*Exercise material*:

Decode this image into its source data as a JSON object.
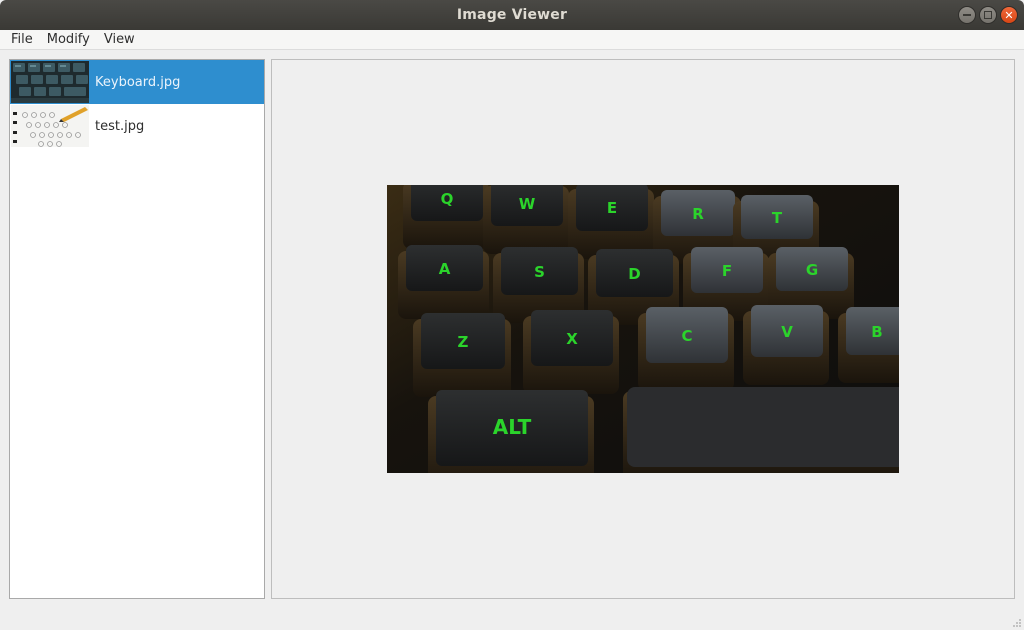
{
  "window": {
    "title": "Image Viewer"
  },
  "menu": {
    "items": [
      "File",
      "Modify",
      "View"
    ]
  },
  "files": [
    {
      "name": "Keyboard.jpg",
      "selected": true
    },
    {
      "name": "test.jpg",
      "selected": false
    }
  ],
  "viewer": {
    "image": "Keyboard.jpg"
  },
  "photo_keys": [
    "Q",
    "W",
    "E",
    "R",
    "T",
    "A",
    "S",
    "D",
    "F",
    "G",
    "Z",
    "X",
    "C",
    "V",
    "B",
    "ALT"
  ],
  "colors": {
    "selection": "#2e8ecf",
    "key_glow": "#2bd42b",
    "close_button": "#e5531f"
  }
}
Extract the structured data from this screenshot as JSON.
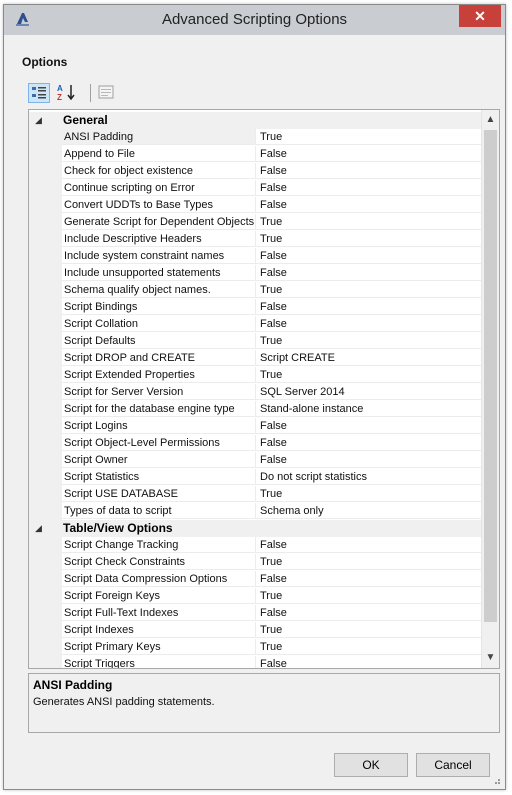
{
  "window": {
    "title": "Advanced Scripting Options",
    "close_glyph": "✕"
  },
  "options_label": "Options",
  "toolbar": {
    "icons": [
      "categorized-icon",
      "alphabetical-icon",
      "property-pages-icon"
    ]
  },
  "grid": {
    "categories": [
      {
        "toggle": "◢",
        "label": "General",
        "rows": [
          {
            "name": "ANSI Padding",
            "value": "True"
          },
          {
            "name": "Append to File",
            "value": "False"
          },
          {
            "name": "Check for object existence",
            "value": "False"
          },
          {
            "name": "Continue scripting on Error",
            "value": "False"
          },
          {
            "name": "Convert UDDTs to Base Types",
            "value": "False"
          },
          {
            "name": "Generate Script for Dependent Objects",
            "value": "True"
          },
          {
            "name": "Include Descriptive Headers",
            "value": "True"
          },
          {
            "name": "Include system constraint names",
            "value": "False"
          },
          {
            "name": "Include unsupported statements",
            "value": "False"
          },
          {
            "name": "Schema qualify object names.",
            "value": "True"
          },
          {
            "name": "Script Bindings",
            "value": "False"
          },
          {
            "name": "Script Collation",
            "value": "False"
          },
          {
            "name": "Script Defaults",
            "value": "True"
          },
          {
            "name": "Script DROP and CREATE",
            "value": "Script CREATE"
          },
          {
            "name": "Script Extended Properties",
            "value": "True"
          },
          {
            "name": "Script for Server Version",
            "value": "SQL Server 2014"
          },
          {
            "name": "Script for the database engine type",
            "value": "Stand-alone instance"
          },
          {
            "name": "Script Logins",
            "value": "False"
          },
          {
            "name": "Script Object-Level Permissions",
            "value": "False"
          },
          {
            "name": "Script Owner",
            "value": "False"
          },
          {
            "name": "Script Statistics",
            "value": "Do not script statistics"
          },
          {
            "name": "Script USE DATABASE",
            "value": "True"
          },
          {
            "name": "Types of data to script",
            "value": "Schema only"
          }
        ]
      },
      {
        "toggle": "◢",
        "label": "Table/View Options",
        "rows": [
          {
            "name": "Script Change Tracking",
            "value": "False"
          },
          {
            "name": "Script Check Constraints",
            "value": "True"
          },
          {
            "name": "Script Data Compression Options",
            "value": "False"
          },
          {
            "name": "Script Foreign Keys",
            "value": "True"
          },
          {
            "name": "Script Full-Text Indexes",
            "value": "False"
          },
          {
            "name": "Script Indexes",
            "value": "True"
          },
          {
            "name": "Script Primary Keys",
            "value": "True"
          },
          {
            "name": "Script Triggers",
            "value": "False"
          }
        ]
      }
    ],
    "selected_row": "ANSI Padding"
  },
  "scrollbar": {
    "up_glyph": "▲",
    "down_glyph": "▼"
  },
  "description": {
    "title": "ANSI Padding",
    "text": "Generates ANSI padding statements."
  },
  "buttons": {
    "ok": "OK",
    "cancel": "Cancel"
  },
  "colors": {
    "titlebar": "#c9ccd1",
    "close_button": "#c7403a",
    "toolbar_active": "#cde6f7"
  }
}
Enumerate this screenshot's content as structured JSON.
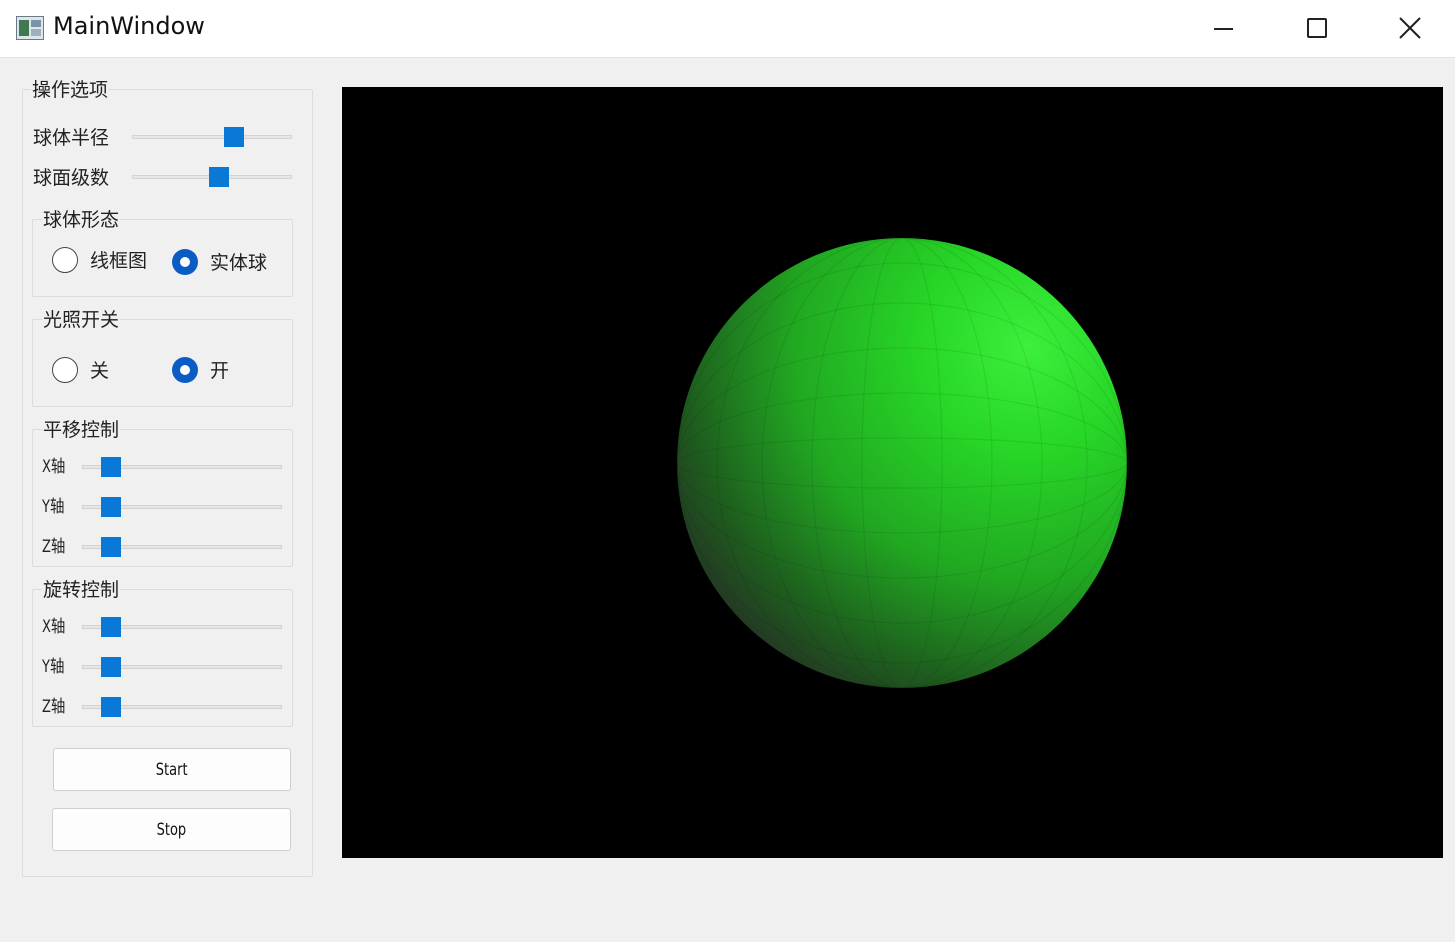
{
  "window": {
    "title": "MainWindow",
    "buttons": {
      "minimize": "minimize-icon",
      "maximize": "maximize-icon",
      "close": "close-icon"
    }
  },
  "options": {
    "title": "操作选项",
    "sphere_radius": {
      "label": "球体半径",
      "value": 0.7
    },
    "sphere_levels": {
      "label": "球面级数",
      "value": 0.56
    },
    "shape": {
      "title": "球体形态",
      "options": [
        "线框图",
        "实体球"
      ],
      "selected": "实体球"
    },
    "lighting": {
      "title": "光照开关",
      "options": [
        "关",
        "开"
      ],
      "selected": "开"
    },
    "translate": {
      "title": "平移控制",
      "axes": [
        {
          "label": "X轴",
          "value": 0.0
        },
        {
          "label": "Y轴",
          "value": 0.0
        },
        {
          "label": "Z轴",
          "value": 0.0
        }
      ]
    },
    "rotate": {
      "title": "旋转控制",
      "axes": [
        {
          "label": "X轴",
          "value": 0.0
        },
        {
          "label": "Y轴",
          "value": 0.0
        },
        {
          "label": "Z轴",
          "value": 0.0
        }
      ]
    },
    "start_label": "Start",
    "stop_label": "Stop"
  },
  "viewport": {
    "background": "#000000",
    "sphere_color": "#22e022",
    "render_mode": "solid"
  }
}
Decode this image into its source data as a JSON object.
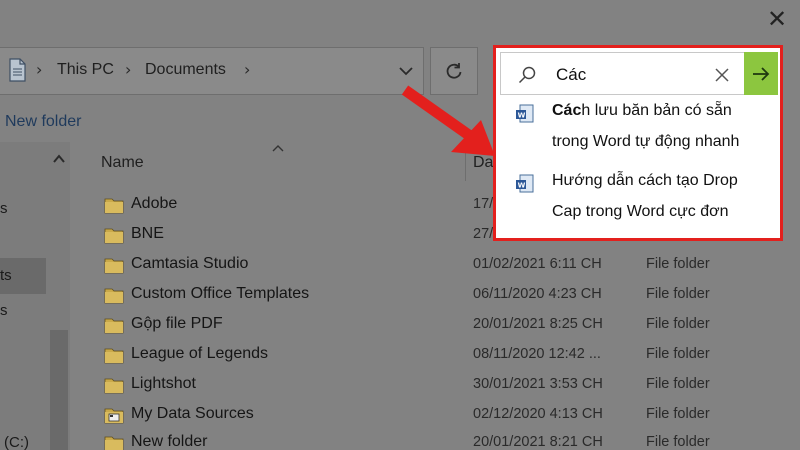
{
  "window": {
    "close_glyph": "✕"
  },
  "address_bar": {
    "crumbs": [
      "This PC",
      "Documents"
    ],
    "separator": "›"
  },
  "toolbar": {
    "new_folder_label": "New folder"
  },
  "nav_pane": {
    "fragments": [
      "s",
      "ts",
      "s",
      "(C:)"
    ]
  },
  "columns": {
    "name": "Name",
    "date": "Da"
  },
  "files": [
    {
      "name": "Adobe",
      "date": "17/",
      "type": "",
      "icon": "folder-icon"
    },
    {
      "name": "BNE",
      "date": "27/",
      "type": "",
      "icon": "folder-icon"
    },
    {
      "name": "Camtasia Studio",
      "date": "01/02/2021 6:11 CH",
      "type": "File folder",
      "icon": "folder-icon"
    },
    {
      "name": "Custom Office Templates",
      "date": "06/11/2020 4:23 CH",
      "type": "File folder",
      "icon": "folder-icon"
    },
    {
      "name": "Gộp file PDF",
      "date": "20/01/2021 8:25 CH",
      "type": "File folder",
      "icon": "folder-icon"
    },
    {
      "name": "League of Legends",
      "date": "08/11/2020 12:42 ...",
      "type": "File folder",
      "icon": "folder-icon"
    },
    {
      "name": "Lightshot",
      "date": "30/01/2021 3:53 CH",
      "type": "File folder",
      "icon": "folder-icon"
    },
    {
      "name": "My Data Sources",
      "date": "02/12/2020 4:13 CH",
      "type": "File folder",
      "icon": "data-sources-icon"
    },
    {
      "name": "New folder",
      "date": "20/01/2021 8:21 CH",
      "type": "File folder",
      "icon": "folder-icon"
    }
  ],
  "search": {
    "query": "Các",
    "suggestions": [
      {
        "line1": "Cách lưu bản bản có sẵn",
        "line1_bold": "Các",
        "line1_rest": "h lưu băn bản có sẵn",
        "line2": "trong Word tự động nhanh"
      },
      {
        "line1_bold": "",
        "line1_rest": "Hướng dẫn cách tạo Drop",
        "line2": "Cap trong Word cực đơn"
      }
    ]
  },
  "colors": {
    "highlight_border": "#e3201d",
    "go_button": "#8cc63f",
    "arrow": "#e3201d",
    "overlay_bg": "#828282"
  }
}
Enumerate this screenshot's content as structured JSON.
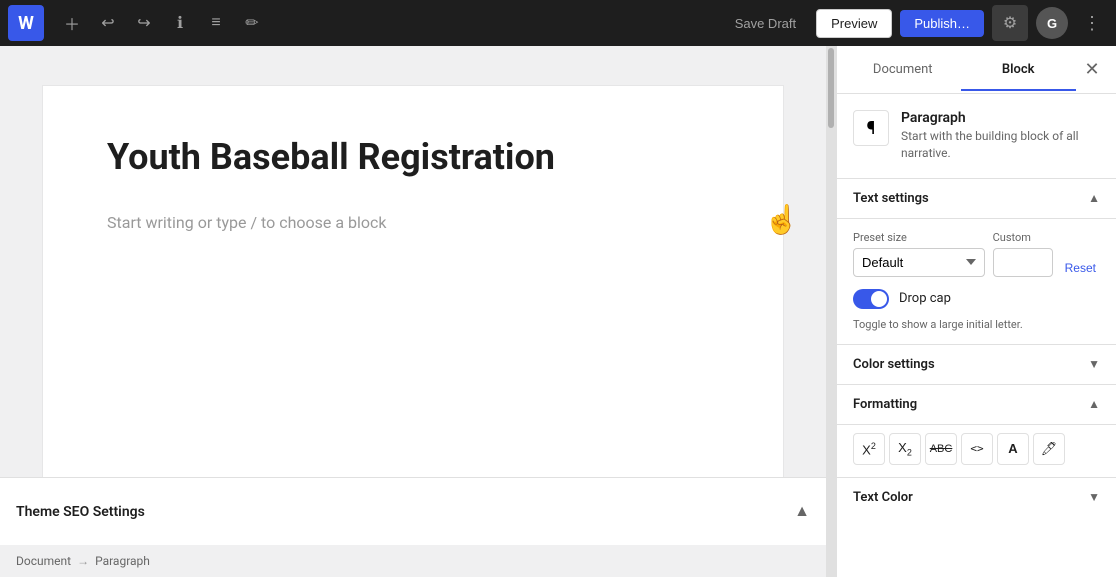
{
  "toolbar": {
    "wp_logo": "W",
    "save_draft_label": "Save Draft",
    "preview_label": "Preview",
    "publish_label": "Publish…",
    "user_initial": "G"
  },
  "editor": {
    "page_title": "Youth Baseball Registration",
    "block_placeholder": "Start writing or type / to choose a block"
  },
  "bottom_bar": {
    "theme_seo_label": "Theme SEO Settings"
  },
  "breadcrumb": {
    "document_label": "Document",
    "separator": "→",
    "paragraph_label": "Paragraph"
  },
  "panel": {
    "document_tab": "Document",
    "block_tab": "Block",
    "active_tab": "block",
    "block_info": {
      "title": "Paragraph",
      "description": "Start with the building block of all narrative."
    },
    "text_settings": {
      "section_label": "Text settings",
      "preset_size_label": "Preset size",
      "custom_label": "Custom",
      "reset_label": "Reset",
      "preset_options": [
        "Default"
      ],
      "preset_selected": "Default",
      "drop_cap_label": "Drop cap",
      "drop_cap_desc": "Toggle to show a large initial letter.",
      "drop_cap_enabled": true
    },
    "color_settings": {
      "section_label": "Color settings"
    },
    "formatting": {
      "section_label": "Formatting",
      "buttons": [
        {
          "id": "superscript",
          "label": "X²",
          "title": "Superscript"
        },
        {
          "id": "subscript",
          "label": "X₂",
          "title": "Subscript"
        },
        {
          "id": "strikethrough",
          "label": "ABC",
          "title": "Strikethrough"
        },
        {
          "id": "code",
          "label": "<>",
          "title": "Inline code"
        },
        {
          "id": "text-color",
          "label": "A",
          "title": "Text color"
        },
        {
          "id": "highlight",
          "label": "◻",
          "title": "Highlight"
        }
      ]
    },
    "text_color": {
      "section_label": "Text Color"
    }
  }
}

*What the exercise asks*: Write out every line of the data that holds the word "Keyboard".

*Answer*:
      "name": "Keyboard.jpg",
    "image": "Keyboard.jpg"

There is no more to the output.